## START

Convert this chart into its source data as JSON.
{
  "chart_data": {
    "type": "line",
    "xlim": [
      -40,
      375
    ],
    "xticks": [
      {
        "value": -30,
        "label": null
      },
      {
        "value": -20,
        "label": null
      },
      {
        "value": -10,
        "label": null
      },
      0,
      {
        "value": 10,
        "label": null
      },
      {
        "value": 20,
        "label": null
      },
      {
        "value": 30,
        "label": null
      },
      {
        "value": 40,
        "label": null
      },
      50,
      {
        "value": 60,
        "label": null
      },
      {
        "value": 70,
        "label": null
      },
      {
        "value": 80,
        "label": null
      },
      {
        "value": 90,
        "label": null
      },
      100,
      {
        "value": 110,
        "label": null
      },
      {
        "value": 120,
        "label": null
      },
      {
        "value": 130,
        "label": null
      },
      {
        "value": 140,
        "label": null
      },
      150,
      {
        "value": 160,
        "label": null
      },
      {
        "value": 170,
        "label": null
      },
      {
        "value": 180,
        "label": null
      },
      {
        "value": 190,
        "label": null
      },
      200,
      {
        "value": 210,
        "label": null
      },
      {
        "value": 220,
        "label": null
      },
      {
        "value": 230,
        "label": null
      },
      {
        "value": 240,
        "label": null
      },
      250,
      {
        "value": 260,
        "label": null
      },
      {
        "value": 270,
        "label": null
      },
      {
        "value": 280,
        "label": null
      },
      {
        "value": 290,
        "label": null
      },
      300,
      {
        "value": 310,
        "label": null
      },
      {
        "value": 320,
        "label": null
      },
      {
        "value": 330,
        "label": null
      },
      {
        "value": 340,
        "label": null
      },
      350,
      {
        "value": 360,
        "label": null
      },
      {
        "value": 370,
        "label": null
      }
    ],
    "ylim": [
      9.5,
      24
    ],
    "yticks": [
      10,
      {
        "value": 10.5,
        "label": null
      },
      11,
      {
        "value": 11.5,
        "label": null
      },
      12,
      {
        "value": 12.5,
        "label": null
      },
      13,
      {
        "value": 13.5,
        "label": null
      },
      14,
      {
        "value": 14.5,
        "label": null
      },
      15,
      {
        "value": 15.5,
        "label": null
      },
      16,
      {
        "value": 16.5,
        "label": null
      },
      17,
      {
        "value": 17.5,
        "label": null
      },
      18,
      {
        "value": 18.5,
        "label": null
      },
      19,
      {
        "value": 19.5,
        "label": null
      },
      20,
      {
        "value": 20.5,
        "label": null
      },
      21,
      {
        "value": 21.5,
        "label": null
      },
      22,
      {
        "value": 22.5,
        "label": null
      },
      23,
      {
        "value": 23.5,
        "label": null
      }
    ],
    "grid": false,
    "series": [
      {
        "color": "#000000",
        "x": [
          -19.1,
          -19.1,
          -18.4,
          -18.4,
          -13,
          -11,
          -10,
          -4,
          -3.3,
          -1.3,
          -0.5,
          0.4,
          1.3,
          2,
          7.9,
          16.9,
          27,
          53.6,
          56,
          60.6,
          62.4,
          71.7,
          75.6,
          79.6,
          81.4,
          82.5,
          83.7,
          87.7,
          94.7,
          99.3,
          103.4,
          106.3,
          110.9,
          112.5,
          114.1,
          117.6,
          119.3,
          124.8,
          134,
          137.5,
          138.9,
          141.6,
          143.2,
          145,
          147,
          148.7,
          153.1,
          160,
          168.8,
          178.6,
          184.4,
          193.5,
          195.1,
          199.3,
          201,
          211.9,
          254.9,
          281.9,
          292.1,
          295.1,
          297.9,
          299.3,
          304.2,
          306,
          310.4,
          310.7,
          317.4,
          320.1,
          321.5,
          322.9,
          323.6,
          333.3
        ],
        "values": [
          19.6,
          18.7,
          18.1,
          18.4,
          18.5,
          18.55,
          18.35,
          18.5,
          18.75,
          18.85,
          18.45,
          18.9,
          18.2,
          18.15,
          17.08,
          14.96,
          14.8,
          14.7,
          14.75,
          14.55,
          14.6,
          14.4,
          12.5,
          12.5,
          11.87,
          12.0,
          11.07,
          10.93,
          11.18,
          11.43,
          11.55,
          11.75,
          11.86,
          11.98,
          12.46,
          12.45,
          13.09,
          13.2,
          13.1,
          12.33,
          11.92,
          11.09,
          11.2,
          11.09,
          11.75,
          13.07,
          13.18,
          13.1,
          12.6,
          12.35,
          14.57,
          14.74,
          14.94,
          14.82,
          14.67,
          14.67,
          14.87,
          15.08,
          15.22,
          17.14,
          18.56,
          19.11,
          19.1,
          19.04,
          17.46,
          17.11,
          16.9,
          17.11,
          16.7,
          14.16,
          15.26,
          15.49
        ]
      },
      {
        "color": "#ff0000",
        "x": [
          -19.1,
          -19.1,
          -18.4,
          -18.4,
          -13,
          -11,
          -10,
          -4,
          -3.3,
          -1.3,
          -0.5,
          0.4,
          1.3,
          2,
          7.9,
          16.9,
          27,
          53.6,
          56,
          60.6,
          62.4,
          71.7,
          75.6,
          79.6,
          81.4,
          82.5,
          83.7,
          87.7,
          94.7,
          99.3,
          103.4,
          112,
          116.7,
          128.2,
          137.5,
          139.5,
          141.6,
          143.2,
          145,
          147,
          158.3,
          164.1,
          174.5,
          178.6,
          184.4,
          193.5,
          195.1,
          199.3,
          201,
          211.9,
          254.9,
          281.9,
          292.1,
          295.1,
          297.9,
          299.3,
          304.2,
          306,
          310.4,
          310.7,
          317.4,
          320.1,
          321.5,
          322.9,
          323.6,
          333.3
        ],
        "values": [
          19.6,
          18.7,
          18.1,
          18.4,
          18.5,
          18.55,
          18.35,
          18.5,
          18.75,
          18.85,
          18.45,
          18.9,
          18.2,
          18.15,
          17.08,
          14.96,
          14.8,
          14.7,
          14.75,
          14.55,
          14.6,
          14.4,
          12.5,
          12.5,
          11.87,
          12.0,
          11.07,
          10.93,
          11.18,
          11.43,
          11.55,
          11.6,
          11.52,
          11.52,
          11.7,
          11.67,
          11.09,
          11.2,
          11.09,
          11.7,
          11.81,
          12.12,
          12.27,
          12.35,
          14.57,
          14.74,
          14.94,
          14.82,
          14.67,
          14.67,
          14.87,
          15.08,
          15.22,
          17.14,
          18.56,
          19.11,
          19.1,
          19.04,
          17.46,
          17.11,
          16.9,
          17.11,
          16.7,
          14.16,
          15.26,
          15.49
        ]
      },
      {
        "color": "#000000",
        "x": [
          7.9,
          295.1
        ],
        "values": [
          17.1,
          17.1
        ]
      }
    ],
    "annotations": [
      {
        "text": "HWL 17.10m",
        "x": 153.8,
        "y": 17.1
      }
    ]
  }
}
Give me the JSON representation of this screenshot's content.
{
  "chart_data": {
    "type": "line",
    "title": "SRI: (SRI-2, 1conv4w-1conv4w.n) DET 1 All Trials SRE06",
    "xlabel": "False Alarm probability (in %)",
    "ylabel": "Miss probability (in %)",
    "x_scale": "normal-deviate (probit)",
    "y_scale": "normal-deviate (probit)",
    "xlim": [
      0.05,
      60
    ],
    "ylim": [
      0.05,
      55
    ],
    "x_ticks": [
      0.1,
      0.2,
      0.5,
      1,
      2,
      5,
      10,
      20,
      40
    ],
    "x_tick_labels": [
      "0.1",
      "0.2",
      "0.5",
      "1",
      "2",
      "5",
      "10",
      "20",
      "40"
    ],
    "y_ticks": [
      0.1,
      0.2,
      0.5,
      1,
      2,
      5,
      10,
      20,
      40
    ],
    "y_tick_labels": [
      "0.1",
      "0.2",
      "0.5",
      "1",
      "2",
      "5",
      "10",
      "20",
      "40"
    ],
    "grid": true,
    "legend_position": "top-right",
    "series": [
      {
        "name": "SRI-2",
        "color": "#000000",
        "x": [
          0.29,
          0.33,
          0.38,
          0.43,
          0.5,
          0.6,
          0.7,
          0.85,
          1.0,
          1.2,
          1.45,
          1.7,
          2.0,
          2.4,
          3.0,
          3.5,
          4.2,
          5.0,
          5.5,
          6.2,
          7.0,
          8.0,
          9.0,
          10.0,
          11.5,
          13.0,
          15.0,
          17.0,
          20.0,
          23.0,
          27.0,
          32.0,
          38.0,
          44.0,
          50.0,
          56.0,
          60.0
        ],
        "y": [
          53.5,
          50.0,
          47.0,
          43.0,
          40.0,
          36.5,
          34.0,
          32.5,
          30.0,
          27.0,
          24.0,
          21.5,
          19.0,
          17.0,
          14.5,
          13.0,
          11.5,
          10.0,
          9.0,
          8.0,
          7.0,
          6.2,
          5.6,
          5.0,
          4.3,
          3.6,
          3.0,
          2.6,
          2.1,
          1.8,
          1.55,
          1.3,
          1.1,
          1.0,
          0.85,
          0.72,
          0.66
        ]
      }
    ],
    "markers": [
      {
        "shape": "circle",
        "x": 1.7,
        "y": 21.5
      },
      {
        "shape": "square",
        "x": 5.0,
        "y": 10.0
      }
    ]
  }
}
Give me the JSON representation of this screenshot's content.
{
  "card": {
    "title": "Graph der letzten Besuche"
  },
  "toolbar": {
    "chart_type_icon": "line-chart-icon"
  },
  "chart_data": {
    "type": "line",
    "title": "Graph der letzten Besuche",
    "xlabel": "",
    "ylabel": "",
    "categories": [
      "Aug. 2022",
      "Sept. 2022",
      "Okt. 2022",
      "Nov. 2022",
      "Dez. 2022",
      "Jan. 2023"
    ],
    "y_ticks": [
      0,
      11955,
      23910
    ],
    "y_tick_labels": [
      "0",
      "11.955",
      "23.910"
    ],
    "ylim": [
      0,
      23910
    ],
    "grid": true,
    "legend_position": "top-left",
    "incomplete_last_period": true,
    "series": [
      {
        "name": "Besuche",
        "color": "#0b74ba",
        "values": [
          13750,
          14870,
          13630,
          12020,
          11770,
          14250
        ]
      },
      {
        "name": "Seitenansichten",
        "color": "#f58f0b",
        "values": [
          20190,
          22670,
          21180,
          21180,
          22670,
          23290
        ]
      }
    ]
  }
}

## END

* What the exercise asks *
Which lines hold the word "probability"? Copy every one of them.

* Solution *
    "xlabel": "False Alarm probability (in %)",
    "ylabel": "Miss probability (in %)",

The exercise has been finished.